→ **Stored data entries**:
## Begin

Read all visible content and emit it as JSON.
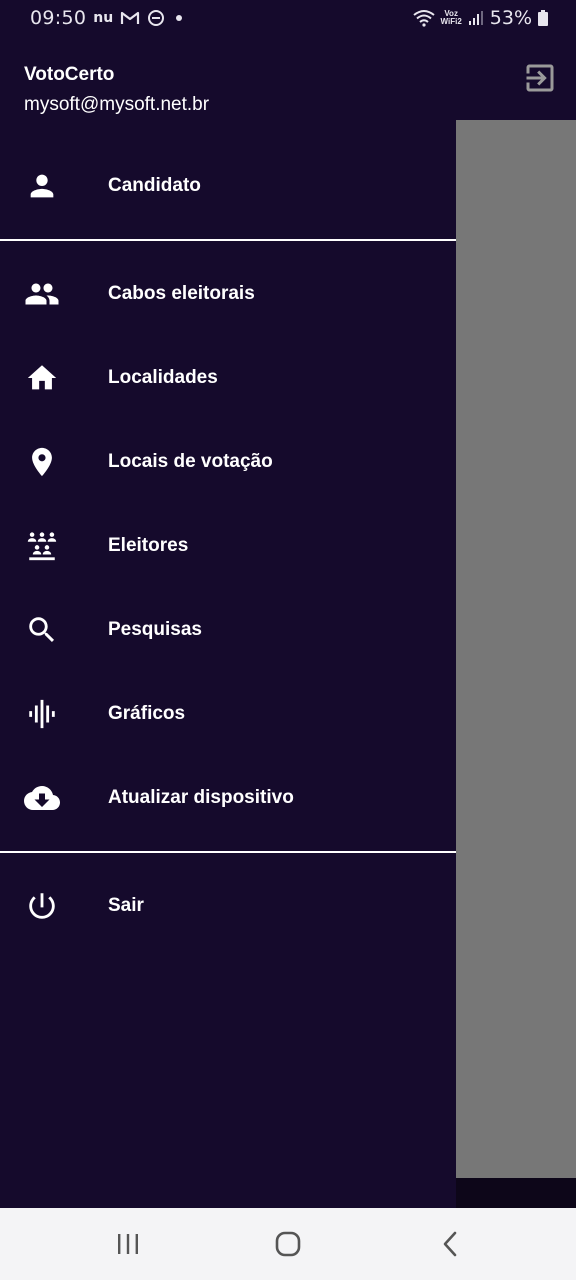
{
  "status_bar": {
    "time": "09:50",
    "notif_nu": "nu",
    "voz_top": "Voz",
    "voz_bottom": "WiFi2",
    "battery": "53%"
  },
  "drawer": {
    "app_name": "VotoCerto",
    "user_email": "mysoft@mysoft.net.br",
    "items": [
      {
        "label": "Candidato",
        "icon": "person-icon"
      },
      {
        "label": "Cabos eleitorais",
        "icon": "people-icon"
      },
      {
        "label": "Localidades",
        "icon": "home-icon"
      },
      {
        "label": "Locais de votação",
        "icon": "location-pin-icon"
      },
      {
        "label": "Eleitores",
        "icon": "voters-icon"
      },
      {
        "label": "Pesquisas",
        "icon": "search-icon"
      },
      {
        "label": "Gráficos",
        "icon": "graphic-eq-icon"
      },
      {
        "label": "Atualizar dispositivo",
        "icon": "cloud-download-icon"
      },
      {
        "label": "Sair",
        "icon": "power-icon"
      }
    ]
  },
  "colors": {
    "drawer_bg": "#150a2c",
    "scrim": "#777777",
    "text": "#ffffff",
    "nav_bar": "#f4f4f6"
  }
}
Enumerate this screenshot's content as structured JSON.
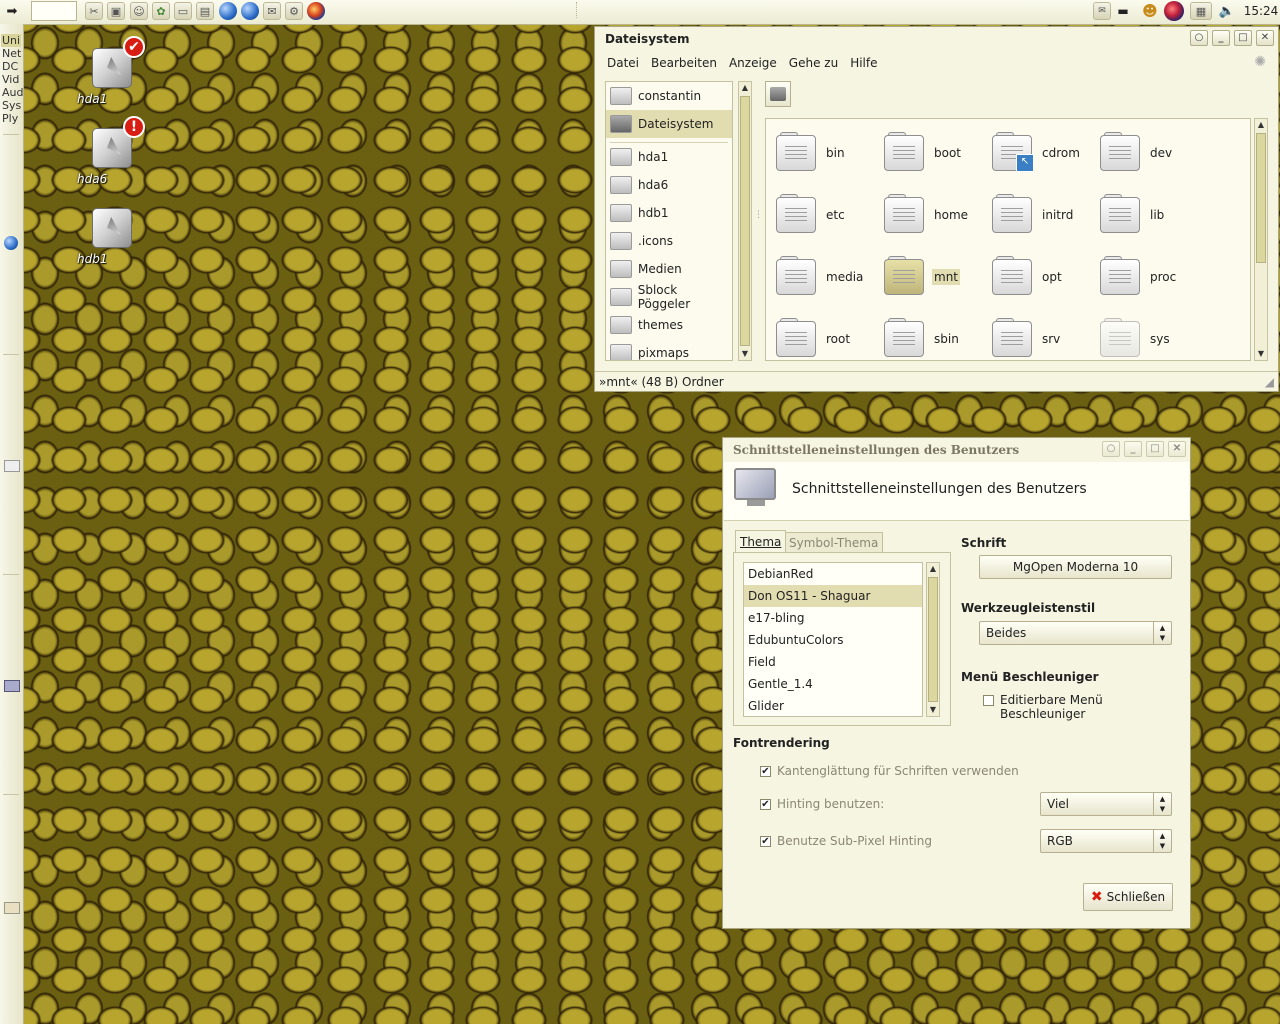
{
  "top_panel": {
    "launchers": [
      "tools-icon",
      "monitor-icon",
      "person-icon",
      "gear-flower-icon",
      "window-icon",
      "image-icon",
      "globe-icon",
      "globe-icon-2",
      "gear-icon",
      "firefox-icon"
    ],
    "tray": [
      "mail-icon",
      "battery-icon",
      "user-icon",
      "network-icon",
      "movie-icon",
      "volume-icon"
    ],
    "clock": "15:24"
  },
  "left_panel": {
    "items": [
      "Uni",
      "Net",
      "DC",
      "Vid",
      "Aud",
      "Sys",
      "Ply"
    ]
  },
  "desktop": {
    "icons": [
      {
        "label": "hda1",
        "badge": "✔"
      },
      {
        "label": "hda6",
        "badge": "!"
      },
      {
        "label": "hdb1",
        "badge": ""
      }
    ]
  },
  "file_manager": {
    "title": "Dateisystem",
    "menus": [
      {
        "label": "Datei",
        "mnemonic": "D"
      },
      {
        "label": "Bearbeiten",
        "mnemonic": "B"
      },
      {
        "label": "Anzeige",
        "mnemonic": "A"
      },
      {
        "label": "Gehe zu",
        "mnemonic": "G"
      },
      {
        "label": "Hilfe",
        "mnemonic": "H"
      }
    ],
    "sidebar": [
      "constantin",
      "Dateisystem",
      "hda1",
      "hda6",
      "hdb1",
      ".icons",
      "Medien",
      "Sblock Pöggeler",
      "themes",
      "pixmaps"
    ],
    "sidebar_selected": "Dateisystem",
    "folders": [
      "bin",
      "boot",
      "cdrom",
      "dev",
      "etc",
      "home",
      "initrd",
      "lib",
      "media",
      "mnt",
      "opt",
      "proc",
      "root",
      "sbin",
      "srv",
      "sys"
    ],
    "selected_folder": "mnt",
    "status": "»mnt« (48 B) Ordner"
  },
  "prefs_dialog": {
    "title": "Schnittstelleneinstellungen des Benutzers",
    "header": "Schnittstelleneinstellungen des Benutzers",
    "tabs": [
      "Thema",
      "Symbol-Thema"
    ],
    "active_tab": "Thema",
    "themes": [
      "DebianRed",
      "Don OS11 - Shaguar",
      "e17-bling",
      "EdubuntuColors",
      "Field",
      "Gentle_1.4",
      "Glider"
    ],
    "selected_theme": "Don OS11 - Shaguar",
    "font_label": "Schrift",
    "font_value": "MgOpen Moderna 10",
    "toolbar_label": "Werkzeugleistenstil",
    "toolbar_value": "Beides",
    "accel_label": "Menü Beschleuniger",
    "accel_checkbox": "Editierbare Menü Beschleuniger",
    "accel_checked": false,
    "fontrender_label": "Fontrendering",
    "antialias": "Kantenglättung für Schriften verwenden",
    "hinting": "Hinting benutzen:",
    "hinting_value": "Viel",
    "subpixel": "Benutze Sub-Pixel Hinting",
    "subpixel_value": "RGB",
    "close_button": "Schließen"
  },
  "colors": {
    "panel": "#f4f3e0",
    "selection": "#e2ddb0",
    "accent_red": "#d81d12"
  }
}
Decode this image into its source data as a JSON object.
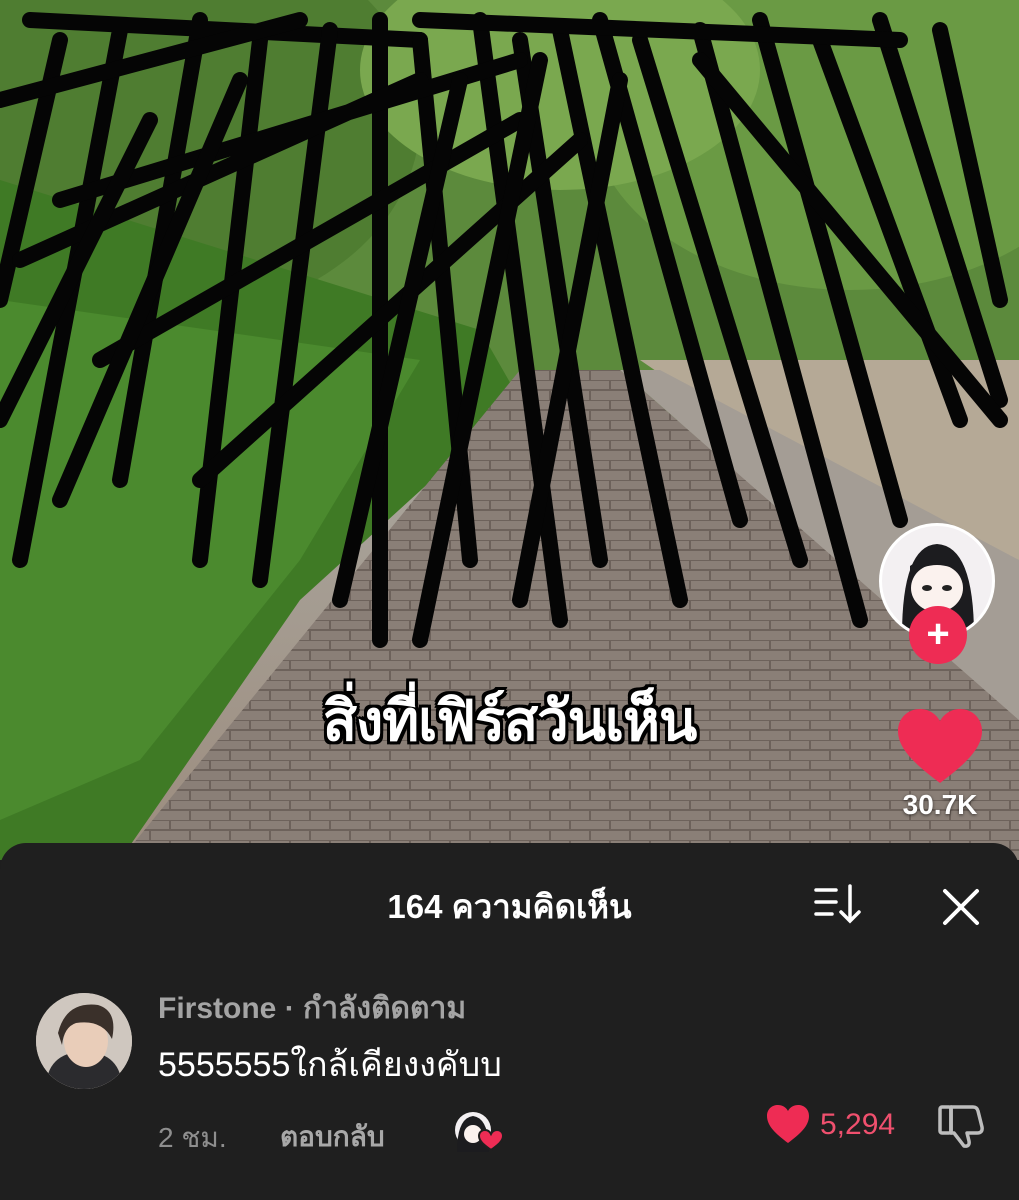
{
  "video": {
    "caption": "สิ่งที่เฟิร์สวันเห็น",
    "like_count": "30.7K",
    "follow_symbol": "+"
  },
  "comments_sheet": {
    "title": "164 ความคิดเห็น",
    "comment": {
      "username": "Firstone",
      "separator": " · ",
      "relation": "กำลังติดตาม",
      "text": "5555555ใกล้เคียงงคับบ",
      "time": "2 ชม.",
      "reply_label": "ตอบกลับ",
      "like_count": "5,294"
    }
  },
  "colors": {
    "accent": "#ee2c54",
    "like_red": "#f0506e",
    "sheet_bg": "#1f1f1f"
  },
  "icons": [
    "sort-icon",
    "close-icon",
    "heart-icon",
    "dislike-icon",
    "plus-icon"
  ]
}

## End

→ **Work to complete**: Using the records above, output their complete text exactly, minus any images.

→ **Result of the task**:
Read all visible content and emit it as JSON.
{
  "status_bar": {
    "time": "09:50",
    "notif_nu": "nu",
    "voz_top": "Voz",
    "voz_bottom": "WiFi2",
    "battery": "53%"
  },
  "drawer": {
    "app_name": "VotoCerto",
    "user_email": "mysoft@mysoft.net.br",
    "items": [
      {
        "label": "Candidato",
        "icon": "person-icon"
      },
      {
        "label": "Cabos eleitorais",
        "icon": "people-icon"
      },
      {
        "label": "Localidades",
        "icon": "home-icon"
      },
      {
        "label": "Locais de votação",
        "icon": "location-pin-icon"
      },
      {
        "label": "Eleitores",
        "icon": "voters-icon"
      },
      {
        "label": "Pesquisas",
        "icon": "search-icon"
      },
      {
        "label": "Gráficos",
        "icon": "graphic-eq-icon"
      },
      {
        "label": "Atualizar dispositivo",
        "icon": "cloud-download-icon"
      },
      {
        "label": "Sair",
        "icon": "power-icon"
      }
    ]
  },
  "colors": {
    "drawer_bg": "#150a2c",
    "scrim": "#777777",
    "text": "#ffffff",
    "nav_bar": "#f4f4f6"
  }
}
Enumerate this screenshot's content as structured JSON.
{
  "top_panel": {
    "launchers": [
      "tools-icon",
      "monitor-icon",
      "person-icon",
      "gear-flower-icon",
      "window-icon",
      "image-icon",
      "globe-icon",
      "globe-icon-2",
      "gear-icon",
      "firefox-icon"
    ],
    "tray": [
      "mail-icon",
      "battery-icon",
      "user-icon",
      "network-icon",
      "movie-icon",
      "volume-icon"
    ],
    "clock": "15:24"
  },
  "left_panel": {
    "items": [
      "Uni",
      "Net",
      "DC",
      "Vid",
      "Aud",
      "Sys",
      "Ply"
    ]
  },
  "desktop": {
    "icons": [
      {
        "label": "hda1",
        "badge": "✔"
      },
      {
        "label": "hda6",
        "badge": "!"
      },
      {
        "label": "hdb1",
        "badge": ""
      }
    ]
  },
  "file_manager": {
    "title": "Dateisystem",
    "menus": [
      {
        "label": "Datei",
        "mnemonic": "D"
      },
      {
        "label": "Bearbeiten",
        "mnemonic": "B"
      },
      {
        "label": "Anzeige",
        "mnemonic": "A"
      },
      {
        "label": "Gehe zu",
        "mnemonic": "G"
      },
      {
        "label": "Hilfe",
        "mnemonic": "H"
      }
    ],
    "sidebar": [
      "constantin",
      "Dateisystem",
      "hda1",
      "hda6",
      "hdb1",
      ".icons",
      "Medien",
      "Sblock Pöggeler",
      "themes",
      "pixmaps"
    ],
    "sidebar_selected": "Dateisystem",
    "folders": [
      "bin",
      "boot",
      "cdrom",
      "dev",
      "etc",
      "home",
      "initrd",
      "lib",
      "media",
      "mnt",
      "opt",
      "proc",
      "root",
      "sbin",
      "srv",
      "sys"
    ],
    "selected_folder": "mnt",
    "status": "»mnt« (48 B) Ordner"
  },
  "prefs_dialog": {
    "title": "Schnittstelleneinstellungen des Benutzers",
    "header": "Schnittstelleneinstellungen des Benutzers",
    "tabs": [
      "Thema",
      "Symbol-Thema"
    ],
    "active_tab": "Thema",
    "themes": [
      "DebianRed",
      "Don OS11 - Shaguar",
      "e17-bling",
      "EdubuntuColors",
      "Field",
      "Gentle_1.4",
      "Glider"
    ],
    "selected_theme": "Don OS11 - Shaguar",
    "font_label": "Schrift",
    "font_value": "MgOpen Moderna 10",
    "toolbar_label": "Werkzeugleistenstil",
    "toolbar_value": "Beides",
    "accel_label": "Menü Beschleuniger",
    "accel_checkbox": "Editierbare Menü Beschleuniger",
    "accel_checked": false,
    "fontrender_label": "Fontrendering",
    "antialias": "Kantenglättung für Schriften verwenden",
    "hinting": "Hinting benutzen:",
    "hinting_value": "Viel",
    "subpixel": "Benutze Sub-Pixel Hinting",
    "subpixel_value": "RGB",
    "close_button": "Schließen"
  },
  "colors": {
    "panel": "#f4f3e0",
    "selection": "#e2ddb0",
    "accent_red": "#d81d12"
  }
}
Decode this image into its source data as a JSON object.
{
  "video": {
    "caption": "สิ่งที่เฟิร์สวันเห็น",
    "like_count": "30.7K",
    "follow_symbol": "+"
  },
  "comments_sheet": {
    "title": "164 ความคิดเห็น",
    "comment": {
      "username": "Firstone",
      "separator": " · ",
      "relation": "กำลังติดตาม",
      "text": "5555555ใกล้เคียงงคับบ",
      "time": "2 ชม.",
      "reply_label": "ตอบกลับ",
      "like_count": "5,294"
    }
  },
  "colors": {
    "accent": "#ee2c54",
    "like_red": "#f0506e",
    "sheet_bg": "#1f1f1f"
  },
  "icons": [
    "sort-icon",
    "close-icon",
    "heart-icon",
    "dislike-icon",
    "plus-icon"
  ]
}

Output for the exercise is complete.